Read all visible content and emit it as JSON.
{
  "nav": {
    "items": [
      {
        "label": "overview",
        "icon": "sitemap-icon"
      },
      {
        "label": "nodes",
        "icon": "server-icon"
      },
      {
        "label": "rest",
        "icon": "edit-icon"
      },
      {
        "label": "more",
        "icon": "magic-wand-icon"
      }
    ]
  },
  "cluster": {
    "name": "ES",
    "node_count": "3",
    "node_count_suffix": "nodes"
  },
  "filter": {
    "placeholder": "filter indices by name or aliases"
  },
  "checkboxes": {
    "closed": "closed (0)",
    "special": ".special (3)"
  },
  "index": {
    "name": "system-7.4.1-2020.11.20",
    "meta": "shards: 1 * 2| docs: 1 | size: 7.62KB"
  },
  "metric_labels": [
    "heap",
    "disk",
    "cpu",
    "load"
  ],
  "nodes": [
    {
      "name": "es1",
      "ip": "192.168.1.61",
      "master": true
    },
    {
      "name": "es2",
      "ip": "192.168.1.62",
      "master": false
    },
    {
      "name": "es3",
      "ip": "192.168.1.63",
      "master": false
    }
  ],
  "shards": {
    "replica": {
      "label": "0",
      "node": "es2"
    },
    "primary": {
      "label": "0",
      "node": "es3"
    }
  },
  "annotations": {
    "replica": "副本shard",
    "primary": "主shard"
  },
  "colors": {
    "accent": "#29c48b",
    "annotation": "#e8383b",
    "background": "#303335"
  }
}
+++
Pull every line containing the word "shards" out of the material.

#### Answer to the problem:
    "meta": "shards: 1 * 2| docs: 1 | size: 7.62KB"
  "shards": {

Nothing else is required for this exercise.